Reproduce the listing below in full, renaming every occurrence of "chevron-down-icon" to "caret-down-icon" and leaving all other text unchanged.

Exercise materials:
**********

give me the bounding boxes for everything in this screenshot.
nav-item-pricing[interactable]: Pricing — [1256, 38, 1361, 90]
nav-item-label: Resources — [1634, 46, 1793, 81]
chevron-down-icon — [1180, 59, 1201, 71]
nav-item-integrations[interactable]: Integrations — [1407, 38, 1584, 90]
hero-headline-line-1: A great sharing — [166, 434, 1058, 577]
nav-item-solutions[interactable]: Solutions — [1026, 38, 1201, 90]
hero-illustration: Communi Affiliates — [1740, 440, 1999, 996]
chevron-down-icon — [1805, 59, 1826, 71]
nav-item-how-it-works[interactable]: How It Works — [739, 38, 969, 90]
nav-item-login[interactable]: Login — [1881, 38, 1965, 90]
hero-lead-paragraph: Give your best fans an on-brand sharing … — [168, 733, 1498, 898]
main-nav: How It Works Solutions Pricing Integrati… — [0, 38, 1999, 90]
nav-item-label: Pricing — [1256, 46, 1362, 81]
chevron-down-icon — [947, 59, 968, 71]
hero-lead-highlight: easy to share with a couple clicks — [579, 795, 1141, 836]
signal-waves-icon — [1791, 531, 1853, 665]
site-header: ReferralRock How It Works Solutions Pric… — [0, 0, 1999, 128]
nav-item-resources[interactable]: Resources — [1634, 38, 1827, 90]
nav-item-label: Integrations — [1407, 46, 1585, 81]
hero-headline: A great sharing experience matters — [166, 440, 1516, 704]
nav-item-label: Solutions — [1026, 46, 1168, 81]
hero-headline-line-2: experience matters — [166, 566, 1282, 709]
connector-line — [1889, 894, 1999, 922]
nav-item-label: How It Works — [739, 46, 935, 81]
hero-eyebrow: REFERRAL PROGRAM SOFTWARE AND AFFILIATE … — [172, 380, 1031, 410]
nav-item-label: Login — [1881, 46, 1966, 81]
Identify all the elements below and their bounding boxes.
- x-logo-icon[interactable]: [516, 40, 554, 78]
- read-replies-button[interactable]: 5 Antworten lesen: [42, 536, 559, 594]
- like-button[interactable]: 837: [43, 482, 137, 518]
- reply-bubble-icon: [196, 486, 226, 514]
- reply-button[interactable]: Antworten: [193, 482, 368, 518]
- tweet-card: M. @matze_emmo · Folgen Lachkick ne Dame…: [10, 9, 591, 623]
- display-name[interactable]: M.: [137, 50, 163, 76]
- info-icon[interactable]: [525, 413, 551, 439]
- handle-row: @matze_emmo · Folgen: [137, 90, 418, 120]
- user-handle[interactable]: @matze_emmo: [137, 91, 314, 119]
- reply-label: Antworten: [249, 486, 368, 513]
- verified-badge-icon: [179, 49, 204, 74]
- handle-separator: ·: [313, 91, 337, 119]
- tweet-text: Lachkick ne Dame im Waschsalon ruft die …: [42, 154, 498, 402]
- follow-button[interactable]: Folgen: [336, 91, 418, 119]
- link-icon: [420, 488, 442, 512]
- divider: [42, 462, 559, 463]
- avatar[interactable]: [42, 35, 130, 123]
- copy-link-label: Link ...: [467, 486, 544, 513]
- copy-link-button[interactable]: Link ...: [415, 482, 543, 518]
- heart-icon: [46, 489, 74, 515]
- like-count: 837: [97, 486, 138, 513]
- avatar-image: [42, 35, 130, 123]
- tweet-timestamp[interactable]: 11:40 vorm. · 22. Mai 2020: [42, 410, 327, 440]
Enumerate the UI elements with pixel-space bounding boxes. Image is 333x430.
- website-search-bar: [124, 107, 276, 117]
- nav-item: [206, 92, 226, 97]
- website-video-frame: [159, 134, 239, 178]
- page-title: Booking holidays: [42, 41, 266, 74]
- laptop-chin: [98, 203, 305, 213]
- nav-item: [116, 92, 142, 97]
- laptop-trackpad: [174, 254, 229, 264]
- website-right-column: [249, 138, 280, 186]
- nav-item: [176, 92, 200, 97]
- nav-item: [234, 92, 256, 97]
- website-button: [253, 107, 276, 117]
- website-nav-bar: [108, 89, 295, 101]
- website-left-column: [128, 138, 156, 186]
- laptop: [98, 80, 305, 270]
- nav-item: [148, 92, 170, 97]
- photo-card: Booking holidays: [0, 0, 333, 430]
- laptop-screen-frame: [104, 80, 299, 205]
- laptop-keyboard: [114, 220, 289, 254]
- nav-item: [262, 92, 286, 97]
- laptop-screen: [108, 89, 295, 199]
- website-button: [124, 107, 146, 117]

**********

Expected output:
give me the bounding boxes for everything in this screenshot.
nav-item-pricing[interactable]: Pricing — [1256, 38, 1361, 90]
nav-item-label: Resources — [1634, 46, 1793, 81]
caret-down-icon — [1180, 59, 1201, 71]
nav-item-integrations[interactable]: Integrations — [1407, 38, 1584, 90]
hero-headline-line-1: A great sharing — [166, 434, 1058, 577]
nav-item-solutions[interactable]: Solutions — [1026, 38, 1201, 90]
hero-illustration: Communi Affiliates — [1740, 440, 1999, 996]
caret-down-icon — [1805, 59, 1826, 71]
nav-item-how-it-works[interactable]: How It Works — [739, 38, 969, 90]
nav-item-login[interactable]: Login — [1881, 38, 1965, 90]
hero-lead-paragraph: Give your best fans an on-brand sharing … — [168, 733, 1498, 898]
main-nav: How It Works Solutions Pricing Integrati… — [0, 38, 1999, 90]
nav-item-label: Pricing — [1256, 46, 1362, 81]
caret-down-icon — [947, 59, 968, 71]
hero-lead-highlight: easy to share with a couple clicks — [579, 795, 1141, 836]
signal-waves-icon — [1791, 531, 1853, 665]
site-header: ReferralRock How It Works Solutions Pric… — [0, 0, 1999, 128]
nav-item-resources[interactable]: Resources — [1634, 38, 1827, 90]
nav-item-label: Integrations — [1407, 46, 1585, 81]
hero-headline: A great sharing experience matters — [166, 440, 1516, 704]
nav-item-label: Solutions — [1026, 46, 1168, 81]
hero-headline-line-2: experience matters — [166, 566, 1282, 709]
connector-line — [1889, 894, 1999, 922]
nav-item-label: How It Works — [739, 46, 935, 81]
hero-eyebrow: REFERRAL PROGRAM SOFTWARE AND AFFILIATE … — [172, 380, 1031, 410]
nav-item-label: Login — [1881, 46, 1966, 81]
Identify all the elements below and their bounding boxes.
- x-logo-icon[interactable]: [516, 40, 554, 78]
- read-replies-button[interactable]: 5 Antworten lesen: [42, 536, 559, 594]
- like-button[interactable]: 837: [43, 482, 137, 518]
- reply-bubble-icon: [196, 486, 226, 514]
- reply-button[interactable]: Antworten: [193, 482, 368, 518]
- tweet-card: M. @matze_emmo · Folgen Lachkick ne Dame…: [10, 9, 591, 623]
- display-name[interactable]: M.: [137, 50, 163, 76]
- info-icon[interactable]: [525, 413, 551, 439]
- handle-row: @matze_emmo · Folgen: [137, 90, 418, 120]
- user-handle[interactable]: @matze_emmo: [137, 91, 314, 119]
- reply-label: Antworten: [249, 486, 368, 513]
- verified-badge-icon: [179, 49, 204, 74]
- handle-separator: ·: [313, 91, 337, 119]
- tweet-text: Lachkick ne Dame im Waschsalon ruft die …: [42, 154, 498, 402]
- follow-button[interactable]: Folgen: [336, 91, 418, 119]
- link-icon: [420, 488, 442, 512]
- divider: [42, 462, 559, 463]
- avatar[interactable]: [42, 35, 130, 123]
- copy-link-label: Link ...: [467, 486, 544, 513]
- copy-link-button[interactable]: Link ...: [415, 482, 543, 518]
- heart-icon: [46, 489, 74, 515]
- like-count: 837: [97, 486, 138, 513]
- avatar-image: [42, 35, 130, 123]
- tweet-timestamp[interactable]: 11:40 vorm. · 22. Mai 2020: [42, 410, 327, 440]
Enumerate the UI elements with pixel-space bounding boxes. Image is 333x430.
- website-search-bar: [124, 107, 276, 117]
- nav-item: [206, 92, 226, 97]
- website-video-frame: [159, 134, 239, 178]
- page-title: Booking holidays: [42, 41, 266, 74]
- laptop-chin: [98, 203, 305, 213]
- nav-item: [116, 92, 142, 97]
- laptop-trackpad: [174, 254, 229, 264]
- website-right-column: [249, 138, 280, 186]
- nav-item: [176, 92, 200, 97]
- nav-item: [234, 92, 256, 97]
- website-button: [253, 107, 276, 117]
- website-nav-bar: [108, 89, 295, 101]
- website-left-column: [128, 138, 156, 186]
- laptop: [98, 80, 305, 270]
- nav-item: [148, 92, 170, 97]
- photo-card: Booking holidays: [0, 0, 333, 430]
- laptop-screen-frame: [104, 80, 299, 205]
- laptop-keyboard: [114, 220, 289, 254]
- nav-item: [262, 92, 286, 97]
- laptop-screen: [108, 89, 295, 199]
- website-button: [124, 107, 146, 117]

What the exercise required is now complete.